Retype the following rows line for line, changing nothing.

Element boundary records
######

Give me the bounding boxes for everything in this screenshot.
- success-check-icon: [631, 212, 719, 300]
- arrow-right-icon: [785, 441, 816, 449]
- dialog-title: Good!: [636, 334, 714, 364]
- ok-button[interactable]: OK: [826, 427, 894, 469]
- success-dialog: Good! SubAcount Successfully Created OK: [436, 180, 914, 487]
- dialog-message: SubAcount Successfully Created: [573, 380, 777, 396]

######

● Reply to the exercise
Give me the bounding boxes for everything in this screenshot.
- success-check-icon: [631, 212, 719, 300]
- arrow-right-icon: [785, 441, 816, 449]
- dialog-title: Good!: [636, 334, 714, 364]
- ok-button[interactable]: OK: [826, 427, 894, 469]
- success-dialog: Good! SubAcount Successfully Created OK: [436, 180, 914, 487]
- dialog-message: SubAcount Successfully Created: [573, 380, 777, 396]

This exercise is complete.